→ VORLIEGENDES MATERIAL
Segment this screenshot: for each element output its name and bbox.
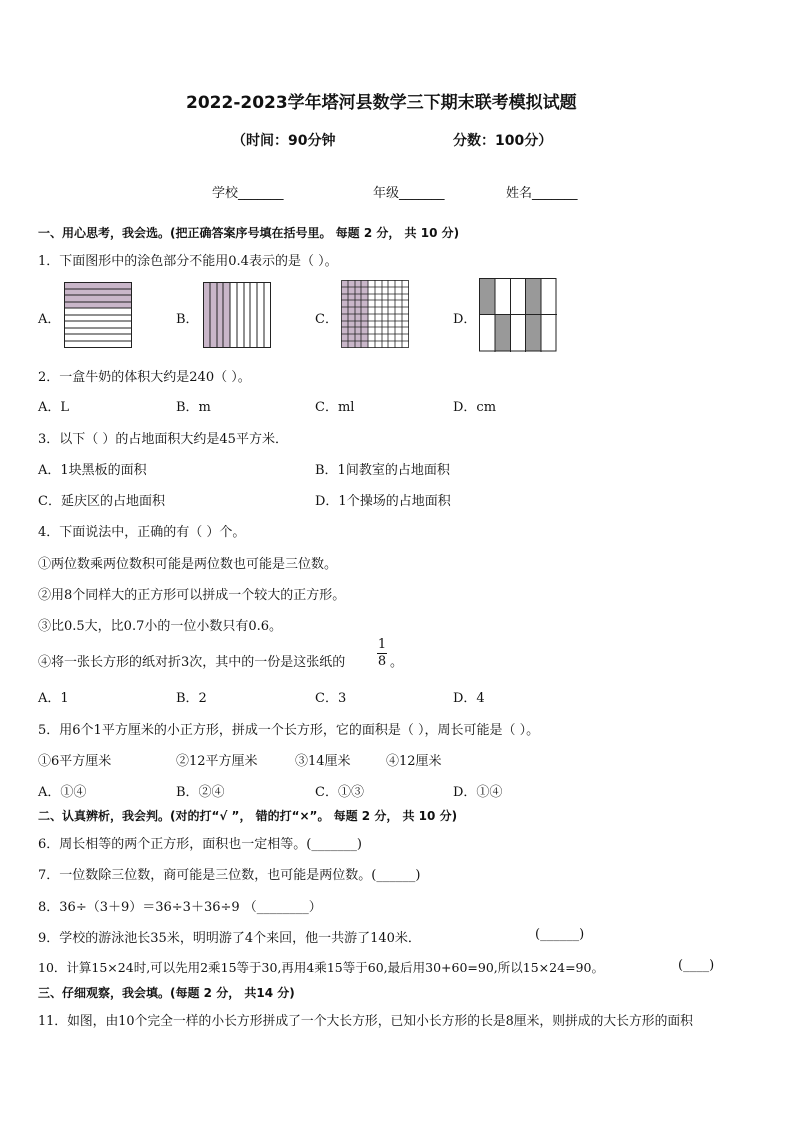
q1-figure-d: [479, 278, 557, 352]
q2-stem: 2．一盒牛奶的体积大约是240（ ）。: [38, 370, 251, 385]
q1-stem: 1．下面图形中的涂色部分不能用0.4表示的是（ ）。: [38, 254, 338, 269]
q2-option-b: B．m: [176, 400, 211, 415]
q4-option-b: B．2: [176, 691, 207, 706]
q3-option-a: A．1块黑板的面积: [38, 463, 147, 478]
q3-stem: 3．以下（ ）的占地面积大约是45平方米．: [38, 432, 288, 447]
q1-figure-c: [341, 280, 409, 348]
exam-score: 分数：100分）: [453, 133, 553, 149]
q10: 10．计算15×24时,可以先用2乘15等于30,再用4乘15等于60,最后用30+60=90,所以15×24=90。: [38, 960, 604, 975]
q11: 11．如图，由10个完全一样的小长方形拼成了一个大长方形，已知小长方形的长是8厘米，则拼成的大长方形的面积: [38, 1014, 693, 1029]
q4-statement-1: ①两位数乘两位数积可能是两位数也可能是三位数。: [38, 557, 338, 572]
school-field: 学校_______: [212, 186, 284, 201]
q5-item-1: ①6平方厘米: [38, 754, 112, 769]
fraction-numerator: 1: [377, 637, 387, 652]
section1-heading: 一、用心思考，我会选。(把正确答案序号填在括号里。 每题 2 分， 共 10 分): [38, 226, 460, 240]
q5-item-4: ④12厘米: [386, 754, 442, 769]
q4-statement-2: ②用8个同样大的正方形可以拼成一个较大的正方形。: [38, 588, 346, 603]
q8: 8．36÷（3＋9）＝36÷3＋36÷9 （________）: [38, 900, 322, 915]
q2-option-d: D．cm: [453, 400, 497, 415]
q1-figure-b: [203, 282, 271, 348]
fraction-one-eighth: [377, 638, 387, 669]
q5-option-d: D．①④: [453, 785, 503, 800]
fraction-denominator: 8: [377, 654, 387, 669]
page-title: 2022-2023学年塔河县数学三下期末联考模拟试题: [186, 93, 577, 113]
q3-option-b: B．1间教室的占地面积: [315, 463, 450, 478]
q1-figure-a: [64, 282, 132, 348]
q4-option-a: A．1: [38, 691, 69, 706]
q5-option-b: B．②④: [176, 785, 225, 800]
q10-blank: (____): [678, 958, 715, 973]
q3-option-d: D．1个操场的占地面积: [315, 494, 451, 509]
exam-time: （时间：90分钟: [232, 133, 336, 149]
section3-heading: 三、仔细观察，我会填。(每题 2 分， 共14 分): [38, 986, 295, 1000]
q9-blank: (______): [535, 927, 585, 942]
q5-item-2: ②12平方厘米: [176, 754, 258, 769]
q4-statement-3: ③比0.5大，比0.7小的一位小数只有0.6。: [38, 619, 283, 634]
q2-option-c: C．ml: [315, 400, 355, 415]
q7: 7．一位数除三位数，商可能是三位数，也可能是两位数。(______): [38, 868, 421, 883]
q5-option-c: C．①③: [315, 785, 364, 800]
name-field: 姓名_______: [506, 186, 578, 201]
q1-label-c: C．: [315, 312, 338, 327]
q1-label-b: B．: [176, 312, 199, 327]
q4-option-d: D．4: [453, 691, 485, 706]
q3-option-c: C．延庆区的占地面积: [38, 494, 165, 509]
q4-stem: 4．下面说法中，正确的有（ ）个。: [38, 525, 246, 540]
section2-heading: 二、认真辨析，我会判。(对的打“√ ”， 错的打“×”。 每题 2 分， 共 10 分): [38, 809, 458, 823]
grade-field: 年级_______: [373, 186, 445, 201]
q2-option-a: A．L: [38, 400, 70, 415]
q5-item-3: ③14厘米: [295, 754, 351, 769]
q9: 9．学校的游泳池长35米，明明游了4个来回，他一共游了140米．: [38, 931, 421, 946]
q1-label-d: D．: [453, 312, 477, 327]
q4-option-c: C．3: [315, 691, 347, 706]
q5-option-a: A．①④: [38, 785, 87, 800]
q6: 6．周长相等的两个正方形，面积也一定相等。(_______): [38, 837, 362, 852]
q4-statement-4-end: 。: [390, 655, 404, 670]
q1-label-a: A．: [38, 312, 61, 327]
q4-statement-4: ④将一张长方形的纸对折3次，其中的一份是这张纸的: [38, 655, 346, 670]
q5-stem: 5．用6个1平方厘米的小正方形，拼成一个长方形，它的面积是（ ），周长可能是（ ）。: [38, 723, 540, 738]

→ AUFGABE
Gib aus dem Material oben alle Zeilen zwischen der Zeile mit „q1-figure-d: [479, 278, 557, 352]“ und der Zeile mit „q7: 7．一位数除三位数，商可能是三位数，也可能是两位数。(______): [38, 868, 421, 883]“, beide eingeschlossen, unverändert wieder.

→ ANTWORT
q1-figure-d: [479, 278, 557, 352]
q2-stem: 2．一盒牛奶的体积大约是240（ ）。: [38, 370, 251, 385]
q1-stem: 1．下面图形中的涂色部分不能用0.4表示的是（ ）。: [38, 254, 338, 269]
q2-option-b: B．m: [176, 400, 211, 415]
q4-option-b: B．2: [176, 691, 207, 706]
q3-option-a: A．1块黑板的面积: [38, 463, 147, 478]
q3-stem: 3．以下（ ）的占地面积大约是45平方米．: [38, 432, 288, 447]
q1-figure-c: [341, 280, 409, 348]
exam-score: 分数：100分）: [453, 133, 553, 149]
q10: 10．计算15×24时,可以先用2乘15等于30,再用4乘15等于60,最后用30+60=90,所以15×24=90。: [38, 960, 604, 975]
q11: 11．如图，由10个完全一样的小长方形拼成了一个大长方形，已知小长方形的长是8厘米，则拼成的大长方形的面积: [38, 1014, 693, 1029]
q4-statement-1: ①两位数乘两位数积可能是两位数也可能是三位数。: [38, 557, 338, 572]
school-field: 学校_______: [212, 186, 284, 201]
q5-item-1: ①6平方厘米: [38, 754, 112, 769]
fraction-numerator: 1: [377, 637, 387, 652]
section1-heading: 一、用心思考，我会选。(把正确答案序号填在括号里。 每题 2 分， 共 10 分): [38, 226, 460, 240]
q5-item-4: ④12厘米: [386, 754, 442, 769]
q4-statement-2: ②用8个同样大的正方形可以拼成一个较大的正方形。: [38, 588, 346, 603]
q8: 8．36÷（3＋9）＝36÷3＋36÷9 （________）: [38, 900, 322, 915]
q2-option-d: D．cm: [453, 400, 497, 415]
q1-figure-b: [203, 282, 271, 348]
fraction-one-eighth: [377, 638, 387, 669]
q5-option-d: D．①④: [453, 785, 503, 800]
fraction-denominator: 8: [377, 654, 387, 669]
page-title: 2022-2023学年塔河县数学三下期末联考模拟试题: [186, 93, 577, 113]
q3-option-b: B．1间教室的占地面积: [315, 463, 450, 478]
q1-figure-a: [64, 282, 132, 348]
q4-option-a: A．1: [38, 691, 69, 706]
q5-option-b: B．②④: [176, 785, 225, 800]
q10-blank: (____): [678, 958, 715, 973]
q3-option-d: D．1个操场的占地面积: [315, 494, 451, 509]
exam-time: （时间：90分钟: [232, 133, 336, 149]
section3-heading: 三、仔细观察，我会填。(每题 2 分， 共14 分): [38, 986, 295, 1000]
q9-blank: (______): [535, 927, 585, 942]
q5-item-2: ②12平方厘米: [176, 754, 258, 769]
q4-statement-3: ③比0.5大，比0.7小的一位小数只有0.6。: [38, 619, 283, 634]
q2-option-c: C．ml: [315, 400, 355, 415]
q7: 7．一位数除三位数，商可能是三位数，也可能是两位数。(______): [38, 868, 421, 883]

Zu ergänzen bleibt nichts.